DIRECTIONS FOR THIS TASK
Return every line below in which "minút" appears.

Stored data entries
----

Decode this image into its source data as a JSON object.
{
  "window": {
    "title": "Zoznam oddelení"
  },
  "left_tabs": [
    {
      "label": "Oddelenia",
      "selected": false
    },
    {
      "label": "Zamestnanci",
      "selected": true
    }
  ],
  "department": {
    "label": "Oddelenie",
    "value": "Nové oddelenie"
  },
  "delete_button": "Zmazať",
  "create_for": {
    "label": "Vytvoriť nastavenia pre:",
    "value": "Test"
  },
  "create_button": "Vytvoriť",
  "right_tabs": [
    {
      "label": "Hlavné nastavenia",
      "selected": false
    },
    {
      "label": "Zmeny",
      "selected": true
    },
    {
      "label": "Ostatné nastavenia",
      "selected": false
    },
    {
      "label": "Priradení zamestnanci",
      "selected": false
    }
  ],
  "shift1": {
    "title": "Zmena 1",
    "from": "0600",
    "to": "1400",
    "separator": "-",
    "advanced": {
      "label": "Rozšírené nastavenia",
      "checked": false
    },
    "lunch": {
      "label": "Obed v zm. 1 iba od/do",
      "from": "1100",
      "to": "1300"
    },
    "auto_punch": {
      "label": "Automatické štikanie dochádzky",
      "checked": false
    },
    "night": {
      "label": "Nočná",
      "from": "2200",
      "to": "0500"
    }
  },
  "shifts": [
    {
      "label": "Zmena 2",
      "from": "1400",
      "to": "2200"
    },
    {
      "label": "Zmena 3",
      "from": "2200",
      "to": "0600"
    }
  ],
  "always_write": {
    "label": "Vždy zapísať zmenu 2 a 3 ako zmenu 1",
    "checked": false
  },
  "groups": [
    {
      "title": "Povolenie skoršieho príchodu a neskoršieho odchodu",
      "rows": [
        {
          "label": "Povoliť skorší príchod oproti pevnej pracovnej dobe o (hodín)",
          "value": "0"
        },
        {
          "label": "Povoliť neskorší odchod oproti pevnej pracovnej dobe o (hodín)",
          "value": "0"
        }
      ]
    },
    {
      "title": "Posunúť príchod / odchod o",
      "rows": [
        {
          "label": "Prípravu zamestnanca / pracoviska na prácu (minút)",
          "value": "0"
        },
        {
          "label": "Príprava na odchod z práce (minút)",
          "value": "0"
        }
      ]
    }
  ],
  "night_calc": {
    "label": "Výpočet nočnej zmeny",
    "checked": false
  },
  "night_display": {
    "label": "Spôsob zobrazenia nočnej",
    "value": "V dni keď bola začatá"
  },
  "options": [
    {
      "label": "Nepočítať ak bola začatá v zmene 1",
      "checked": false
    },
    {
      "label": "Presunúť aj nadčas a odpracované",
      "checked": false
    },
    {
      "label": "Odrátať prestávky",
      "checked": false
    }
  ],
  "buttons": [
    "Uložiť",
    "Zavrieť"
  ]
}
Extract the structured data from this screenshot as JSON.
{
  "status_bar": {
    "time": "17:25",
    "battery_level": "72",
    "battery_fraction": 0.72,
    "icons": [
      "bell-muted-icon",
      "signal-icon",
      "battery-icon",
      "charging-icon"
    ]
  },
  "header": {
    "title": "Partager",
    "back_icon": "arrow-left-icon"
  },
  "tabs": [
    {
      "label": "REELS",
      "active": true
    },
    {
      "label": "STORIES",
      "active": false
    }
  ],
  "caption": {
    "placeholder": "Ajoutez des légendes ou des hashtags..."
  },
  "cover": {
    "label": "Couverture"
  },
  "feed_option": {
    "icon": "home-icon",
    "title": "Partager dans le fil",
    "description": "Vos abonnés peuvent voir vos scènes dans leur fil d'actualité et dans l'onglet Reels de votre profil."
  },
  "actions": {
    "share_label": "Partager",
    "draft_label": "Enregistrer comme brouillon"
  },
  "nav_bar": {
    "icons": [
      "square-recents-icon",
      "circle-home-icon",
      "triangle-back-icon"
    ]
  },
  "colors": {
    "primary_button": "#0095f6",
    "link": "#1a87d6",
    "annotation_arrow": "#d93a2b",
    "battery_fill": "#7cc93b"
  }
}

----

FULL ANSWER
          "label": "Prípravu zamestnanca / pracoviska na prácu (minút)",
          "label": "Príprava na odchod z práce (minút)",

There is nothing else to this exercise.